## Direction
Only lines with the word "変動金利" are needed; collect each of them from the listing below.

## Task inputs

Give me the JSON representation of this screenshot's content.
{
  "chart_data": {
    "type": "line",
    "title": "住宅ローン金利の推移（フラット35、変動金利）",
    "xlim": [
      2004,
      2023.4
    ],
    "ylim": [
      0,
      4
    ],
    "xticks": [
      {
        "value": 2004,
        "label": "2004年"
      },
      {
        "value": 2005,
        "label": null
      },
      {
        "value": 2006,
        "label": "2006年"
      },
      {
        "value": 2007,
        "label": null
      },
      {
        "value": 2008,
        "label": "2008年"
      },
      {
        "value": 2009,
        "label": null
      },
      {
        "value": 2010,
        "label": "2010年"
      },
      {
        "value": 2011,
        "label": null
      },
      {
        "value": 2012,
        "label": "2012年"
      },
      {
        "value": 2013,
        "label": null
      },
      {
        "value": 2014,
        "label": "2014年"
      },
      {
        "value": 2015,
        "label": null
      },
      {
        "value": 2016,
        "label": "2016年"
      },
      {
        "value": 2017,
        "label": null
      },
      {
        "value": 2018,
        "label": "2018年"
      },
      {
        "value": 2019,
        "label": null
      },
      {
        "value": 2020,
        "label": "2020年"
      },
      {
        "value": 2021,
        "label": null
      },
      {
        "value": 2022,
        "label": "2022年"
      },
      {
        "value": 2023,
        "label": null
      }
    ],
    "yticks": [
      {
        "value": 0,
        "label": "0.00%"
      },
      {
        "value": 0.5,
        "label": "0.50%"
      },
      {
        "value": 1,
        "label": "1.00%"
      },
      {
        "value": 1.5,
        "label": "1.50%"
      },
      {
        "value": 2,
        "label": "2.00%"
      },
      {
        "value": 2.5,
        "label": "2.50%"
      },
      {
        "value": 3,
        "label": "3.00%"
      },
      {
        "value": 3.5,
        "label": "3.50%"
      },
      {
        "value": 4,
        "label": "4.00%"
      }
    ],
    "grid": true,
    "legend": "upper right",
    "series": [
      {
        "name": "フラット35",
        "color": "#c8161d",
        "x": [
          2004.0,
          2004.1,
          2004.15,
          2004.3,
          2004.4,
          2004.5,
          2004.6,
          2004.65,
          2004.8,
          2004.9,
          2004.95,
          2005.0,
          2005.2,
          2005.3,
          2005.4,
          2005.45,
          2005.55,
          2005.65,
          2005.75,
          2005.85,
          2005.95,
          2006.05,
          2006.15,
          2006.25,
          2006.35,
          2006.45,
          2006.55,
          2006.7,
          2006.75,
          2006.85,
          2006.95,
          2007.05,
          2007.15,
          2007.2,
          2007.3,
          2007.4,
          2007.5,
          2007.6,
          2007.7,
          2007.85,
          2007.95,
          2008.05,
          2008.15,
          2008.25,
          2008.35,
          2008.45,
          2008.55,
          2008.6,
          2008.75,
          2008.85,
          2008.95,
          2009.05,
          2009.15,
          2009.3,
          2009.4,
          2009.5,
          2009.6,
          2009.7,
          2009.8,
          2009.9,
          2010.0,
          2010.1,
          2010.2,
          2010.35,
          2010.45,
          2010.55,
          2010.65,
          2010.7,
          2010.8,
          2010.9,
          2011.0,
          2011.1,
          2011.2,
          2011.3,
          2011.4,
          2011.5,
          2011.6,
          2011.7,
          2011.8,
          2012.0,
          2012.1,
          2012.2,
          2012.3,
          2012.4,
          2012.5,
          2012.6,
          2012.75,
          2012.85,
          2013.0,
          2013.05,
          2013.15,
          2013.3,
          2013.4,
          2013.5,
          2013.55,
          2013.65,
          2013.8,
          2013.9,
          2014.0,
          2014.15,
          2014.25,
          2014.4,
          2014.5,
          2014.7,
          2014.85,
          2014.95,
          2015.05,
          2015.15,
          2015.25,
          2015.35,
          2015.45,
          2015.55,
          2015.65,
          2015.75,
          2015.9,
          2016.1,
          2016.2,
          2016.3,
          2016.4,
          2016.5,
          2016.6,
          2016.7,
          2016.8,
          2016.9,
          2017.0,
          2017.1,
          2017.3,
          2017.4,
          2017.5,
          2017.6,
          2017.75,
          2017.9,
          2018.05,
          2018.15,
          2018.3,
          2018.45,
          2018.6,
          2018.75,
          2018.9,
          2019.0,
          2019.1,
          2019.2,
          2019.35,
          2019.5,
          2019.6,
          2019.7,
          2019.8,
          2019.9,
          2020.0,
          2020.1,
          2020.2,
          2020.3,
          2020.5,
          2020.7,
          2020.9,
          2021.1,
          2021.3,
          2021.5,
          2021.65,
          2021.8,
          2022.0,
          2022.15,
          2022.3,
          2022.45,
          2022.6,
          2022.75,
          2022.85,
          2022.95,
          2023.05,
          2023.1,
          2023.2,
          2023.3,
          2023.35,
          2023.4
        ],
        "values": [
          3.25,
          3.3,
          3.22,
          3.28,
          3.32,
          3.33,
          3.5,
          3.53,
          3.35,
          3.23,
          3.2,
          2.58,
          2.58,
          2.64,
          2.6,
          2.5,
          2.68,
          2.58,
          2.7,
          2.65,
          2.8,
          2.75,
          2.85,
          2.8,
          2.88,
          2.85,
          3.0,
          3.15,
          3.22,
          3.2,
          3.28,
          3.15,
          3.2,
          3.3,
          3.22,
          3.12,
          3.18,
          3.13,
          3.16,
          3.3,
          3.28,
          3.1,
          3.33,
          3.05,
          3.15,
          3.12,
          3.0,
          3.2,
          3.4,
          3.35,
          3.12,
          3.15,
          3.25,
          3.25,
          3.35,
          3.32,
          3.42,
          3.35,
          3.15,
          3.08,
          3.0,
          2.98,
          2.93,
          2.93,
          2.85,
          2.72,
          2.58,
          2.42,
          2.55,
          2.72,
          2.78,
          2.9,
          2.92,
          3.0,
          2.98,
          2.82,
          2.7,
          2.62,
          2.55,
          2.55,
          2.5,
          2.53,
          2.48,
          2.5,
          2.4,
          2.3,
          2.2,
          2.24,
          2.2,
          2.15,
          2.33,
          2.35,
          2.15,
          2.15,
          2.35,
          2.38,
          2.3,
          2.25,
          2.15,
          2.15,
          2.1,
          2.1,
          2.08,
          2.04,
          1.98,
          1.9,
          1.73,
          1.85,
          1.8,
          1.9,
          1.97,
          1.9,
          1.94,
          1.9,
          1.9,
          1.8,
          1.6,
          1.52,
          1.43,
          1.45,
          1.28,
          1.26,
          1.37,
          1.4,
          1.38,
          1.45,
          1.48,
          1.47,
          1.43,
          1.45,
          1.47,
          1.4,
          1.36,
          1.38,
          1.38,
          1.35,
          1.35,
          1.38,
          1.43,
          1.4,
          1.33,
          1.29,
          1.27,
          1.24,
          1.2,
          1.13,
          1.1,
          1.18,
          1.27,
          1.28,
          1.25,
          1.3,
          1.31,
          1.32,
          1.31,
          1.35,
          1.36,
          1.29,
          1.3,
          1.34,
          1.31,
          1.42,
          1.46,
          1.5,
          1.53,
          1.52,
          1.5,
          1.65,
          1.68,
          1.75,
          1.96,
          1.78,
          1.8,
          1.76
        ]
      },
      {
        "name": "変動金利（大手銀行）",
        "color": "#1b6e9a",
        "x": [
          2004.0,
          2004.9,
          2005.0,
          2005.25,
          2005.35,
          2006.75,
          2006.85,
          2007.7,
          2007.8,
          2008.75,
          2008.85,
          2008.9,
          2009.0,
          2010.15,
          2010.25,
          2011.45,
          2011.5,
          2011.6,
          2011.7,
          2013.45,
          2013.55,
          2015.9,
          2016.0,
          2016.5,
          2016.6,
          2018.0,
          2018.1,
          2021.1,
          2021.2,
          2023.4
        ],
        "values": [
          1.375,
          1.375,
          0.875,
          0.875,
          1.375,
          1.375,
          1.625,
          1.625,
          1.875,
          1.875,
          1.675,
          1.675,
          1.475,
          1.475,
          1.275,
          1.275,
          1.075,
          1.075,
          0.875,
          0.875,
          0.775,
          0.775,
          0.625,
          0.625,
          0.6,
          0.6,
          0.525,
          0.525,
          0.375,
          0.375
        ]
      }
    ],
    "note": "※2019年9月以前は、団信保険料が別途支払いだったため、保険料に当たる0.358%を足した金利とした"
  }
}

## Full output
    "title": "住宅ローン金利の推移（フラット35、変動金利）",
        "name": "変動金利（大手銀行）",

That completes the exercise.